Directive: Scan the records below. List lines holding "role".

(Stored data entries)
____
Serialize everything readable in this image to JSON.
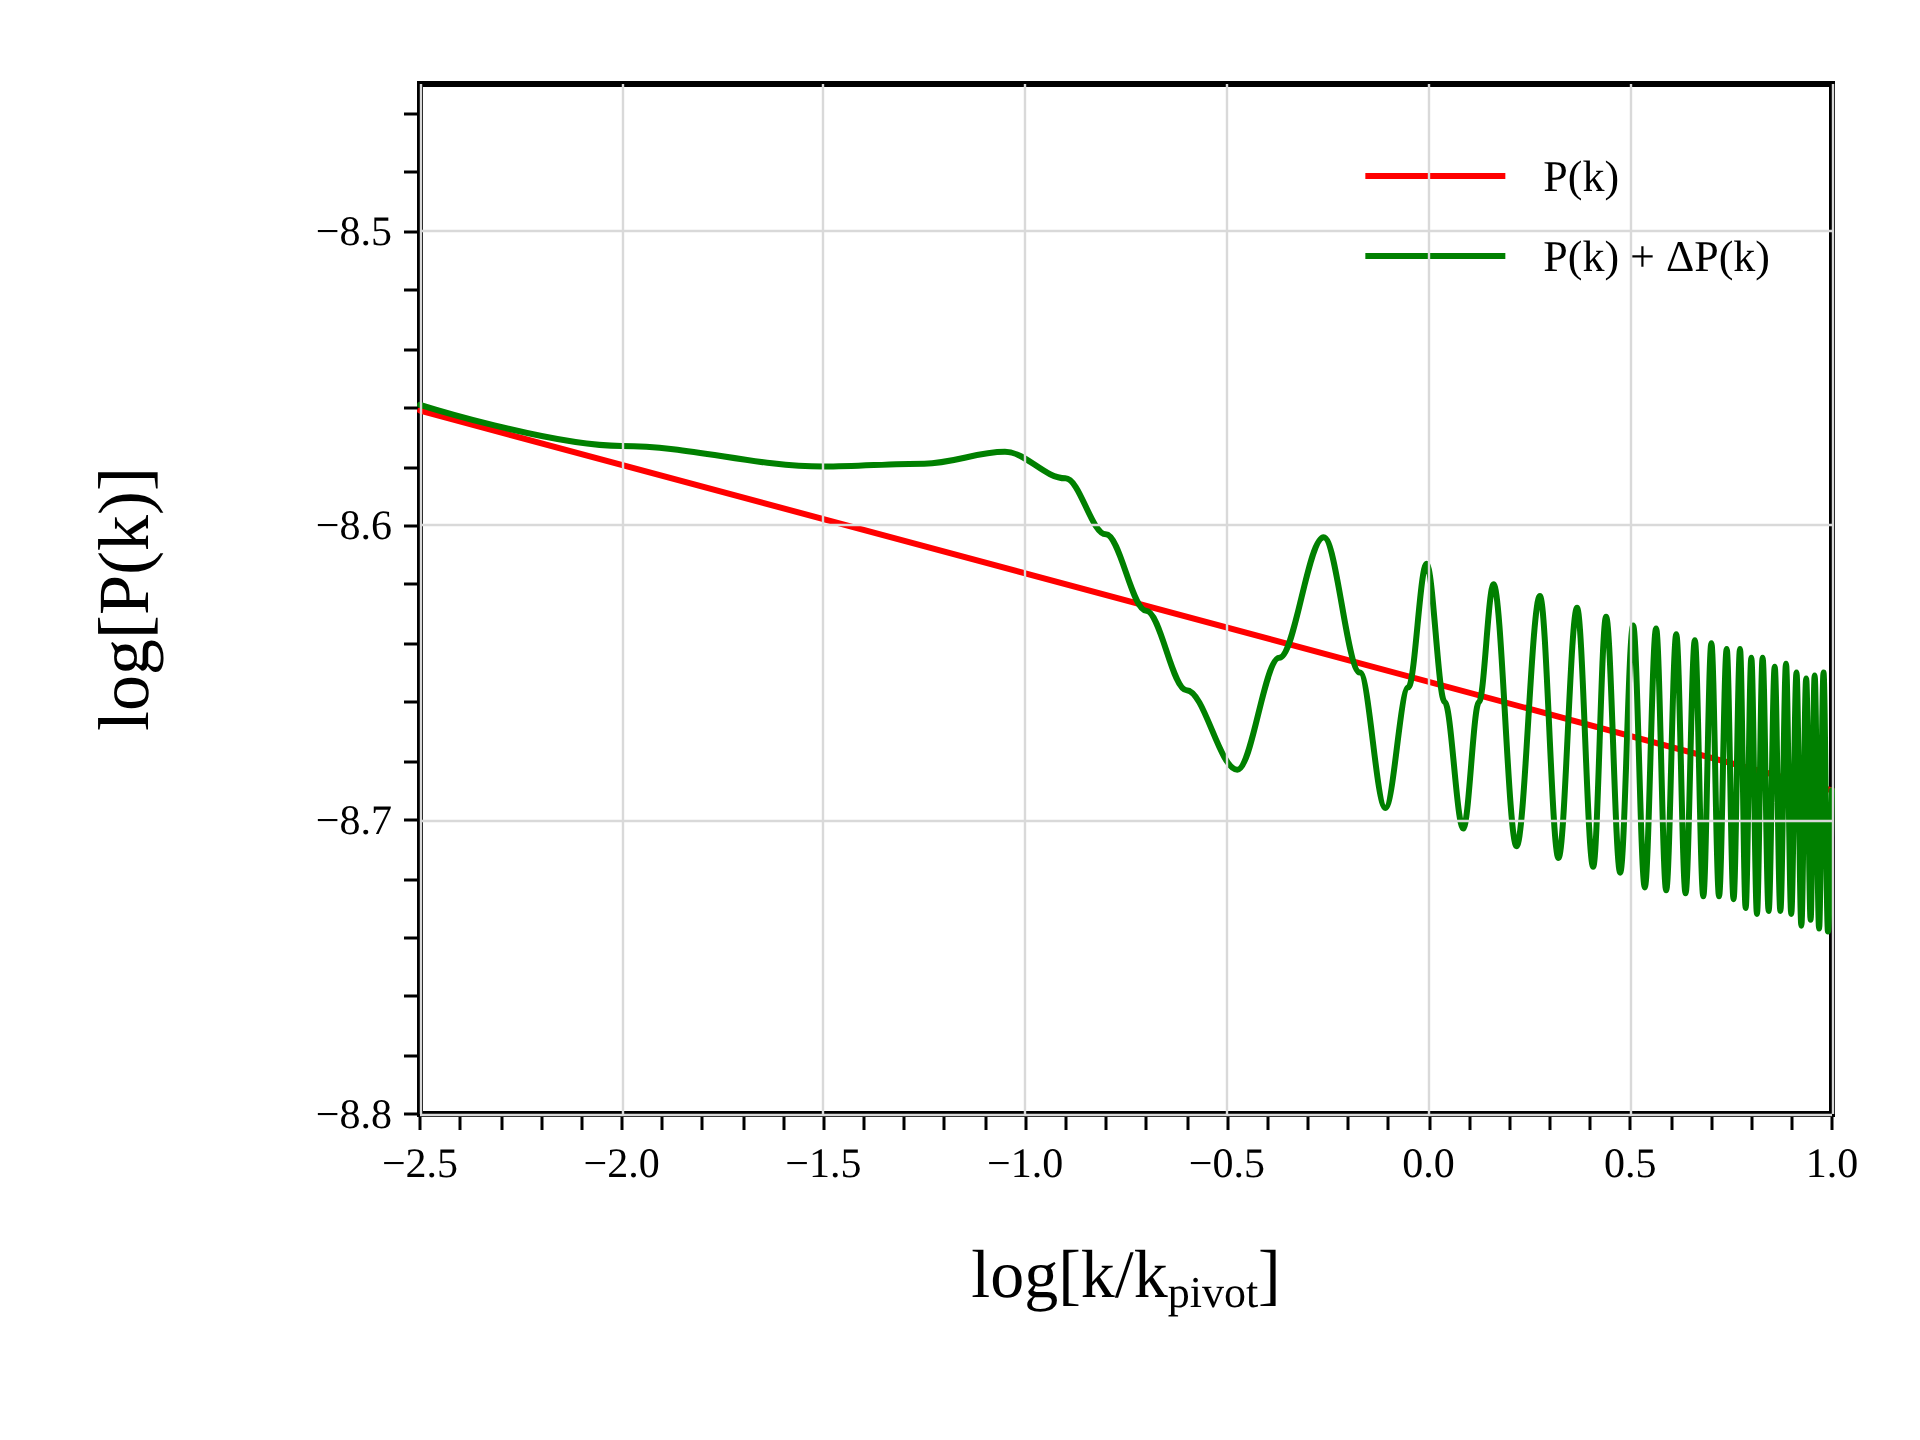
{
  "chart_data": {
    "type": "line",
    "xlabel": "log[k/k$_{pivot}$]",
    "ylabel": "log[P(k)]",
    "xlim": [
      -2.5,
      1.0
    ],
    "ylim": [
      -8.8,
      -8.45
    ],
    "xticks": [
      {
        "value": -2.5,
        "label": "−2.5"
      },
      {
        "value": -2.4,
        "label": null
      },
      {
        "value": -2.3,
        "label": null
      },
      {
        "value": -2.2,
        "label": null
      },
      {
        "value": -2.1,
        "label": null
      },
      {
        "value": -2.0,
        "label": "−2.0"
      },
      {
        "value": -1.9,
        "label": null
      },
      {
        "value": -1.8,
        "label": null
      },
      {
        "value": -1.7,
        "label": null
      },
      {
        "value": -1.6,
        "label": null
      },
      {
        "value": -1.5,
        "label": "−1.5"
      },
      {
        "value": -1.4,
        "label": null
      },
      {
        "value": -1.3,
        "label": null
      },
      {
        "value": -1.2,
        "label": null
      },
      {
        "value": -1.1,
        "label": null
      },
      {
        "value": -1.0,
        "label": "−1.0"
      },
      {
        "value": -0.9,
        "label": null
      },
      {
        "value": -0.8,
        "label": null
      },
      {
        "value": -0.7,
        "label": null
      },
      {
        "value": -0.6,
        "label": null
      },
      {
        "value": -0.5,
        "label": "−0.5"
      },
      {
        "value": -0.4,
        "label": null
      },
      {
        "value": -0.3,
        "label": null
      },
      {
        "value": -0.2,
        "label": null
      },
      {
        "value": -0.1,
        "label": null
      },
      {
        "value": 0,
        "label": "0.0"
      },
      {
        "value": 0.1,
        "label": null
      },
      {
        "value": 0.2,
        "label": null
      },
      {
        "value": 0.3,
        "label": null
      },
      {
        "value": 0.4,
        "label": null
      },
      {
        "value": 0.5,
        "label": "0.5"
      },
      {
        "value": 0.6,
        "label": null
      },
      {
        "value": 0.7,
        "label": null
      },
      {
        "value": 0.8,
        "label": null
      },
      {
        "value": 0.9,
        "label": null
      },
      {
        "value": 1.0,
        "label": "1.0"
      }
    ],
    "yticks": [
      {
        "value": -8.8,
        "label": "−8.8"
      },
      {
        "value": -8.78,
        "label": null
      },
      {
        "value": -8.76,
        "label": null
      },
      {
        "value": -8.74,
        "label": null
      },
      {
        "value": -8.72,
        "label": null
      },
      {
        "value": -8.7,
        "label": "−8.7"
      },
      {
        "value": -8.68,
        "label": null
      },
      {
        "value": -8.66,
        "label": null
      },
      {
        "value": -8.64,
        "label": null
      },
      {
        "value": -8.62,
        "label": null
      },
      {
        "value": -8.6,
        "label": "−8.6"
      },
      {
        "value": -8.58,
        "label": null
      },
      {
        "value": -8.56,
        "label": null
      },
      {
        "value": -8.54,
        "label": null
      },
      {
        "value": -8.52,
        "label": null
      },
      {
        "value": -8.5,
        "label": "−8.5"
      },
      {
        "value": -8.48,
        "label": null
      },
      {
        "value": -8.46,
        "label": null
      }
    ],
    "grid": true,
    "legend": "top right",
    "marker": "none",
    "line_style": "solid",
    "series": [
      {
        "name": "P(k)",
        "color": "#ff0000",
        "x": [
          -2.5,
          1.0
        ],
        "values": [
          -8.561,
          -8.69
        ]
      },
      {
        "name": "P(k) + ΔP(k)",
        "color": "#008000",
        "x": [
          -2.5,
          -2.0,
          -1.5,
          -1.25,
          -1.05,
          -0.9,
          -0.8,
          -0.7,
          -0.6,
          -0.474,
          -0.37,
          -0.26,
          -0.17,
          -0.107,
          -0.05,
          -0.005,
          0.04,
          0.086,
          0.125,
          0.161,
          0.218,
          0.276,
          0.322,
          0.368,
          0.408,
          0.44,
          0.475,
          0.507,
          0.536,
          0.564,
          0.589,
          0.614,
          0.637,
          0.66,
          0.681,
          0.701,
          0.72,
          0.739,
          0.756,
          0.772,
          0.786,
          0.8,
          0.814,
          0.828,
          0.843,
          0.858,
          0.872,
          0.886,
          0.899,
          0.912,
          0.924,
          0.936,
          0.947,
          0.957,
          0.968,
          0.979,
          0.99,
          1.0
        ],
        "values": [
          -8.559,
          -8.573,
          -8.58,
          -8.579,
          -8.575,
          -8.584,
          -8.603,
          -8.629,
          -8.656,
          -8.683,
          -8.645,
          -8.604,
          -8.65,
          -8.696,
          -8.655,
          -8.613,
          -8.66,
          -8.703,
          -8.66,
          -8.62,
          -8.709,
          -8.624,
          -8.713,
          -8.628,
          -8.716,
          -8.631,
          -8.718,
          -8.634,
          -8.723,
          -8.635,
          -8.724,
          -8.637,
          -8.725,
          -8.639,
          -8.726,
          -8.64,
          -8.726,
          -8.642,
          -8.727,
          -8.642,
          -8.73,
          -8.645,
          -8.732,
          -8.645,
          -8.731,
          -8.648,
          -8.731,
          -8.647,
          -8.732,
          -8.65,
          -8.736,
          -8.652,
          -8.734,
          -8.651,
          -8.737,
          -8.65,
          -8.738,
          -8.69
        ]
      }
    ]
  }
}
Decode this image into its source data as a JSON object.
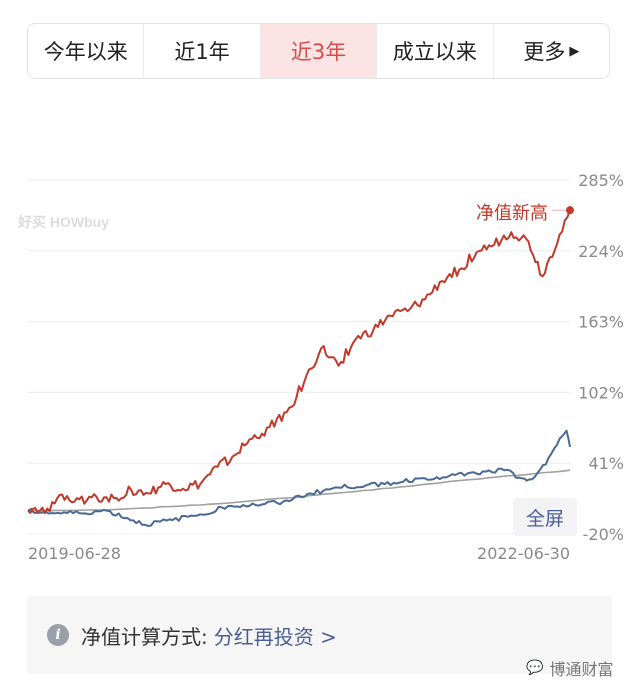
{
  "tabs": [
    {
      "label": "今年以来",
      "active": false
    },
    {
      "label": "近1年",
      "active": false
    },
    {
      "label": "近3年",
      "active": true
    },
    {
      "label": "成立以来",
      "active": false
    },
    {
      "label": "更多",
      "active": false
    }
  ],
  "tabs_more_arrow": "▶",
  "colors": {
    "fund": "#c0392b",
    "benchmark": "#4a6a94",
    "index": "#a0a0a0",
    "accent": "#d84b4b",
    "link": "#4a5e95"
  },
  "chart_logo": "好买 HOWbuy",
  "chart_annotation": "净值新高",
  "fullscreen_label": "全屏",
  "info": {
    "icon": "info-icon",
    "label": "净值计算方式:",
    "link": "分红再投资 >"
  },
  "watermark": {
    "icon": "wechat-icon",
    "text": "博通财富"
  },
  "chart_data": {
    "type": "line",
    "y_unit": "%",
    "y_ticks": [
      285,
      224,
      163,
      102,
      41,
      -20
    ],
    "ylim": [
      -20,
      285
    ],
    "grid": true,
    "x_labels": [
      "2019-06-28",
      "2022-06-30"
    ],
    "x_range": [
      "2019-06-28",
      "2022-06-30"
    ],
    "series": [
      {
        "role": "fund",
        "color": "#c0392b",
        "points": [
          [
            "2019-06-28",
            0
          ],
          [
            "2019-08-01",
            -2
          ],
          [
            "2019-09-05",
            14
          ],
          [
            "2019-10-10",
            10
          ],
          [
            "2019-11-14",
            12
          ],
          [
            "2019-12-19",
            11
          ],
          [
            "2020-01-23",
            18
          ],
          [
            "2020-02-27",
            15
          ],
          [
            "2020-04-02",
            23
          ],
          [
            "2020-05-07",
            19
          ],
          [
            "2020-06-11",
            23
          ],
          [
            "2020-07-16",
            38
          ],
          [
            "2020-08-20",
            48
          ],
          [
            "2020-09-24",
            62
          ],
          [
            "2020-10-29",
            72
          ],
          [
            "2020-12-03",
            85
          ],
          [
            "2021-01-07",
            110
          ],
          [
            "2021-02-11",
            140
          ],
          [
            "2021-03-18",
            125
          ],
          [
            "2021-04-22",
            148
          ],
          [
            "2021-05-27",
            155
          ],
          [
            "2021-07-01",
            168
          ],
          [
            "2021-08-05",
            172
          ],
          [
            "2021-09-09",
            182
          ],
          [
            "2021-10-14",
            198
          ],
          [
            "2021-11-18",
            208
          ],
          [
            "2021-12-23",
            223
          ],
          [
            "2022-01-27",
            229
          ],
          [
            "2022-03-03",
            240
          ],
          [
            "2022-04-07",
            232
          ],
          [
            "2022-05-05",
            202
          ],
          [
            "2022-06-09",
            238
          ],
          [
            "2022-06-30",
            259
          ]
        ]
      },
      {
        "role": "benchmark",
        "color": "#4a6a94",
        "points": [
          [
            "2019-06-28",
            0
          ],
          [
            "2019-08-15",
            -2
          ],
          [
            "2019-10-10",
            -2
          ],
          [
            "2019-12-05",
            0
          ],
          [
            "2020-02-20",
            -12
          ],
          [
            "2020-04-16",
            -8
          ],
          [
            "2020-06-11",
            -3
          ],
          [
            "2020-08-06",
            4
          ],
          [
            "2020-10-01",
            5
          ],
          [
            "2020-11-26",
            8
          ],
          [
            "2021-01-21",
            15
          ],
          [
            "2021-03-18",
            20
          ],
          [
            "2021-05-13",
            22
          ],
          [
            "2021-07-08",
            24
          ],
          [
            "2021-09-02",
            28
          ],
          [
            "2021-10-28",
            30
          ],
          [
            "2021-12-23",
            32
          ],
          [
            "2022-02-17",
            35
          ],
          [
            "2022-03-24",
            28
          ],
          [
            "2022-04-14",
            27
          ],
          [
            "2022-05-12",
            40
          ],
          [
            "2022-06-09",
            62
          ],
          [
            "2022-06-23",
            69
          ],
          [
            "2022-06-30",
            55
          ]
        ]
      },
      {
        "role": "index",
        "color": "#a0a0a0",
        "points": [
          [
            "2019-06-28",
            0
          ],
          [
            "2019-12-19",
            1
          ],
          [
            "2020-06-11",
            5
          ],
          [
            "2020-12-03",
            11
          ],
          [
            "2021-05-27",
            18
          ],
          [
            "2021-11-18",
            26
          ],
          [
            "2022-05-12",
            33
          ],
          [
            "2022-06-30",
            35
          ]
        ]
      }
    ]
  }
}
____
Output for this exercise:
        "role": "fund",
        "role": "benchmark",
        "role": "index",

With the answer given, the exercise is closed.